- _PROBLEM REQUIREMENTS_
Show every line from the entries that follow which holds the word "septic".

- _INPUT DATA_
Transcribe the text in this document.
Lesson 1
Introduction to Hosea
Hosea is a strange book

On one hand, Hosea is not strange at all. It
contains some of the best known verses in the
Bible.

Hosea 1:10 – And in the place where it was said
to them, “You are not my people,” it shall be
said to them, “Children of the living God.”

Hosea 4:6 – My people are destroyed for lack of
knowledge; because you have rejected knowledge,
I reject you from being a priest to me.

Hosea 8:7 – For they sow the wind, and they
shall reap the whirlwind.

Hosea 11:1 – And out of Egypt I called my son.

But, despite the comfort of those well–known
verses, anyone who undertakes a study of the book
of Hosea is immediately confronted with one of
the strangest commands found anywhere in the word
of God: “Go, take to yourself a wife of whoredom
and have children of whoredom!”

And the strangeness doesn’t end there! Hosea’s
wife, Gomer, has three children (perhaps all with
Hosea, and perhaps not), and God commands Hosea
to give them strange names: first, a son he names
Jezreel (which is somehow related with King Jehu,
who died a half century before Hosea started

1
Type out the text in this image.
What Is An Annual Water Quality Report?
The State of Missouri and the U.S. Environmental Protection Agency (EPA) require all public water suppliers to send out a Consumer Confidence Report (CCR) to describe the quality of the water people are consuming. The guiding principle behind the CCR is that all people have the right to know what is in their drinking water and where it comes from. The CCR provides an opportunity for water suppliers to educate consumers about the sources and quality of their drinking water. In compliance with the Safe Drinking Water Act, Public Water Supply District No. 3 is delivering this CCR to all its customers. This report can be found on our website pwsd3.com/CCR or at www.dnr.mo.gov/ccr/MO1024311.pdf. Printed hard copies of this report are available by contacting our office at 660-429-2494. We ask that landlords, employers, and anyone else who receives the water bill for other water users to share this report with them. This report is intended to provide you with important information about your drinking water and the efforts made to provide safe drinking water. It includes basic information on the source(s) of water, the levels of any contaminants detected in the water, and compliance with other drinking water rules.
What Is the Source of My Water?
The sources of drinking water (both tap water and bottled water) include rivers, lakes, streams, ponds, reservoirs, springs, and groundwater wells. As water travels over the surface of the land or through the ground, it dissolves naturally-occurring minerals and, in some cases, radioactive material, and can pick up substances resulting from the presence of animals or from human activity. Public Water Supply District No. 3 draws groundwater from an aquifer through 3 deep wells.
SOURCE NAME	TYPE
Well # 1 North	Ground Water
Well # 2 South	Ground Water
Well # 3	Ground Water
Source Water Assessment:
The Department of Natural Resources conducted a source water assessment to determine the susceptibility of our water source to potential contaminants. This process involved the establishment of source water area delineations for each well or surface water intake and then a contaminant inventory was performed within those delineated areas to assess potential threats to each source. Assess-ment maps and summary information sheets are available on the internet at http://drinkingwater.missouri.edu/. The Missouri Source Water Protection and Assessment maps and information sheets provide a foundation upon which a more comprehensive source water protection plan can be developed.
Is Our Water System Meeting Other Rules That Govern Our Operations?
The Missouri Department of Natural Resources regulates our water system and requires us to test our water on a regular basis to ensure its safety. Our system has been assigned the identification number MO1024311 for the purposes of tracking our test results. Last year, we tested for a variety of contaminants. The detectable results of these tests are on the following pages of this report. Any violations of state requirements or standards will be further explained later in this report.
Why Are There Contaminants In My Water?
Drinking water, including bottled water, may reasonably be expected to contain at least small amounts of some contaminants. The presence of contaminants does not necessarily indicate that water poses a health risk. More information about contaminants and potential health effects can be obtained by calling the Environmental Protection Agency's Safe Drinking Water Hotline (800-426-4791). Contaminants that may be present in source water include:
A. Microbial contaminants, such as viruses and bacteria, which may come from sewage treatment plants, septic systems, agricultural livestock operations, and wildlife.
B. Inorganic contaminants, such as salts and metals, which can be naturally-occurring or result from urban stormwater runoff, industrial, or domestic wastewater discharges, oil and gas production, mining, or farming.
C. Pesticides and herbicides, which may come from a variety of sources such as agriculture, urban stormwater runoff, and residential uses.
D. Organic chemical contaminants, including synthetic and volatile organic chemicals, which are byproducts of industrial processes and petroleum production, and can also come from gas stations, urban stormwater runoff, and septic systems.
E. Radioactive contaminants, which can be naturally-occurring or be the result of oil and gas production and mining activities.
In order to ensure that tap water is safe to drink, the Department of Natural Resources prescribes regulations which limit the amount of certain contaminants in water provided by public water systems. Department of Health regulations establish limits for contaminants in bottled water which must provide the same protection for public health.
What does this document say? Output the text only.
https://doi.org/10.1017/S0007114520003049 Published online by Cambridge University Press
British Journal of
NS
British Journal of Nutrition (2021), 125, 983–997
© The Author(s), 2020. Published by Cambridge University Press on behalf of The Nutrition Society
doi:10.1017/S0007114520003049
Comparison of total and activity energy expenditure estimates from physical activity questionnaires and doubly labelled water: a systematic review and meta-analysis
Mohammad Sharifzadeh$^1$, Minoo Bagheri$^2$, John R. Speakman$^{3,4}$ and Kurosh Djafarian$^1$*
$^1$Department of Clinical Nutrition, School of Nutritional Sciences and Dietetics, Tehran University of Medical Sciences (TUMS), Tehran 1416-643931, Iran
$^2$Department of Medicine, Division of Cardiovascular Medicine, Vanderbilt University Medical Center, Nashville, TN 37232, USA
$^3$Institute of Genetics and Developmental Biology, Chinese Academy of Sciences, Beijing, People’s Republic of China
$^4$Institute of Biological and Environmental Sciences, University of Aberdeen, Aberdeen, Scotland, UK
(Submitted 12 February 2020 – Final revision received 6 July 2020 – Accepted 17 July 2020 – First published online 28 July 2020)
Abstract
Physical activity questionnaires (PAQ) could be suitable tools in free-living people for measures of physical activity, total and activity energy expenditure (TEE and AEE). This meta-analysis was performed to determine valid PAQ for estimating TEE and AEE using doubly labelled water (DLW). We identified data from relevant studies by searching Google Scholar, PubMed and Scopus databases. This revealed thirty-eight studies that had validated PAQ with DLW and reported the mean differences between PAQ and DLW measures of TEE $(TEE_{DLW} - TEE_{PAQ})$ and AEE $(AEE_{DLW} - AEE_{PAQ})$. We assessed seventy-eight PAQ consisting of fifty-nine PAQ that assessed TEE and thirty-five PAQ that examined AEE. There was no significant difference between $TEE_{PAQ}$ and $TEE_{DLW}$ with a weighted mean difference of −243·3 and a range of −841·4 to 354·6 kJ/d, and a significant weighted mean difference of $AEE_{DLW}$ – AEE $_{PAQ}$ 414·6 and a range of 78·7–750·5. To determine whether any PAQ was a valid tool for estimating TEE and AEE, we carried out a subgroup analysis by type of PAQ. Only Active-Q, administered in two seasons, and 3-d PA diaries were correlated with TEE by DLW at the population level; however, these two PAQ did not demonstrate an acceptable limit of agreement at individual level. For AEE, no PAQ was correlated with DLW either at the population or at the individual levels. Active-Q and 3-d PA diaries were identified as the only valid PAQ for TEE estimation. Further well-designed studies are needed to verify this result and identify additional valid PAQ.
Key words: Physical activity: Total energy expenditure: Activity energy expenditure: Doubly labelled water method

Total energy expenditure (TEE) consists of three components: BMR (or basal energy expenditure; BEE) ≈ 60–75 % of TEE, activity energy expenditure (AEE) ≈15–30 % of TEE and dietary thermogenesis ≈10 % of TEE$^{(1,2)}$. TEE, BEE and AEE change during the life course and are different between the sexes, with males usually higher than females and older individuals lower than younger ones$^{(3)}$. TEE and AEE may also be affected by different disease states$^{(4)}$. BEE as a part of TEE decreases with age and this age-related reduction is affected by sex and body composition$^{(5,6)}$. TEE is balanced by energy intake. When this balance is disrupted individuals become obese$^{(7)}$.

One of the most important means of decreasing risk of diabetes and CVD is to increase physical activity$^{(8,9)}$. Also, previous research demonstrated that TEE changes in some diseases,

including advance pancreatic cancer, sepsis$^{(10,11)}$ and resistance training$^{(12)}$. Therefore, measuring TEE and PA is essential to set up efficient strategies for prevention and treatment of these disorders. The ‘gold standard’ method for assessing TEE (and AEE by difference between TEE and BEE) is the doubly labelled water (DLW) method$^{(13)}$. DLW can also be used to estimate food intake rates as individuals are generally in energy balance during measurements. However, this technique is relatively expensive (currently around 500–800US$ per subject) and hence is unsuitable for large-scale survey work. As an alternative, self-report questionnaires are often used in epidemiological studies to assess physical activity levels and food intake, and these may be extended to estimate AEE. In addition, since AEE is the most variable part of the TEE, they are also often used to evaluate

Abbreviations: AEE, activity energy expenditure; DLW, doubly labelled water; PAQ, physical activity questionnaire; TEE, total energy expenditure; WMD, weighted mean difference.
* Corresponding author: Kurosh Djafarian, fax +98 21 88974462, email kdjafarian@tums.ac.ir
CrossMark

- _ANSWER TO THIS PROBLEM_
A. Microbial contaminants, such as viruses and bacteria, which may come from sewage treatment plants, septic systems, agricultural livestock operations, and wildlife.
D. Organic chemical contaminants, including synthetic and volatile organic chemicals, which are byproducts of industrial processes and petroleum production, and can also come from gas stations, urban stormwater runoff, and septic systems.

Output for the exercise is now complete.